Give every line of the data again, unchanged, but with no pictures.

## Recorded data
▼

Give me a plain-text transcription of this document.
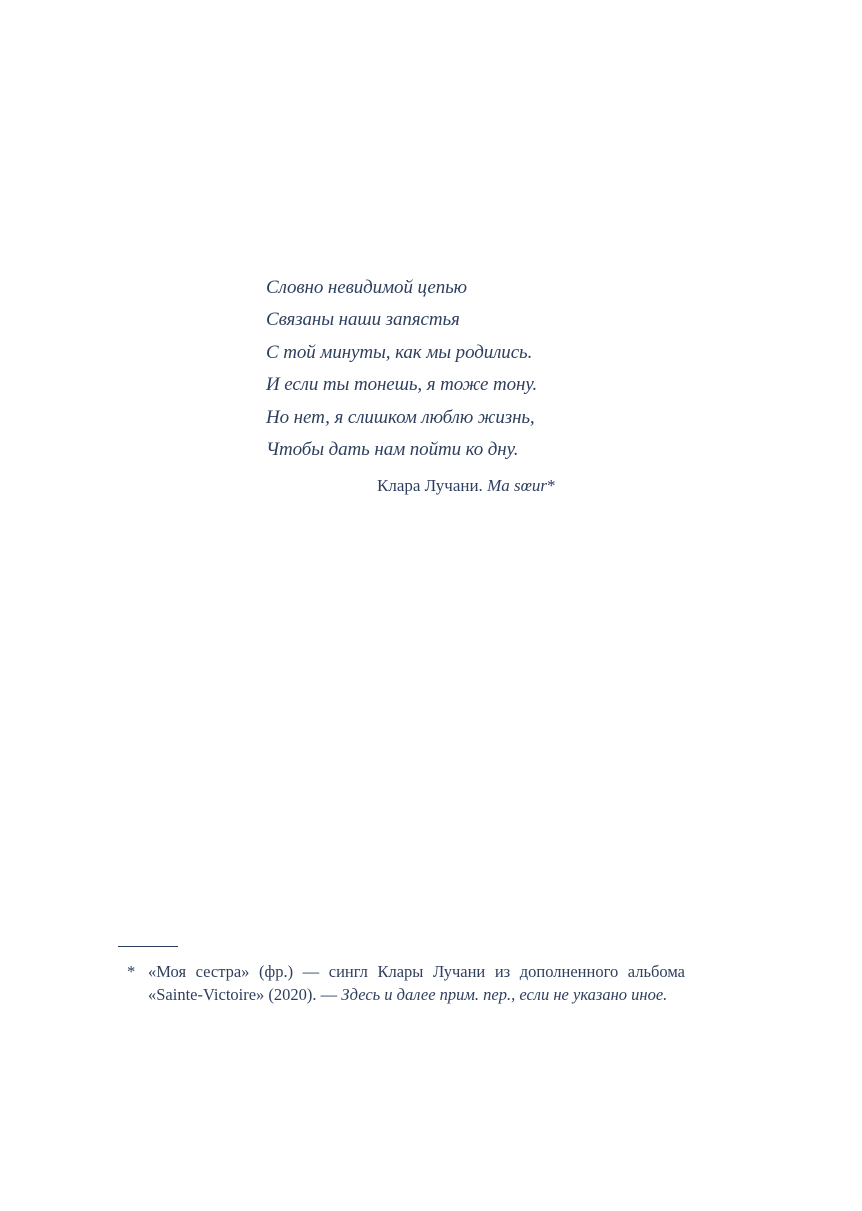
Словно невидимой цепью
Связаны наши запястья
С той минуты, как мы родились.
И если ты тонешь, я тоже тону.
Но нет, я слишком люблю жизнь,
Чтобы дать нам пойти ко дну.
Клара Лучани. Ma sœur*
* «Моя сестра» (фр.) — сингл Клары Лучани из дополненного альбома «Sainte-Victoire» (2020). — Здесь и далее прим. пер., если не указано иное.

▲

## Exercise answer
Give me a plain-text transcription of this document.
Словно невидимой цепью
Связаны наши запястья
С той минуты, как мы родились.
И если ты тонешь, я тоже тону.
Но нет, я слишком люблю жизнь,
Чтобы дать нам пойти ко дну.
Клара Лучани. Ma sœur*
* «Моя сестра» (фр.) — сингл Клары Лучани из дополненного альбома «Sainte-Victoire» (2020). — Здесь и далее прим. пер., если не указано иное.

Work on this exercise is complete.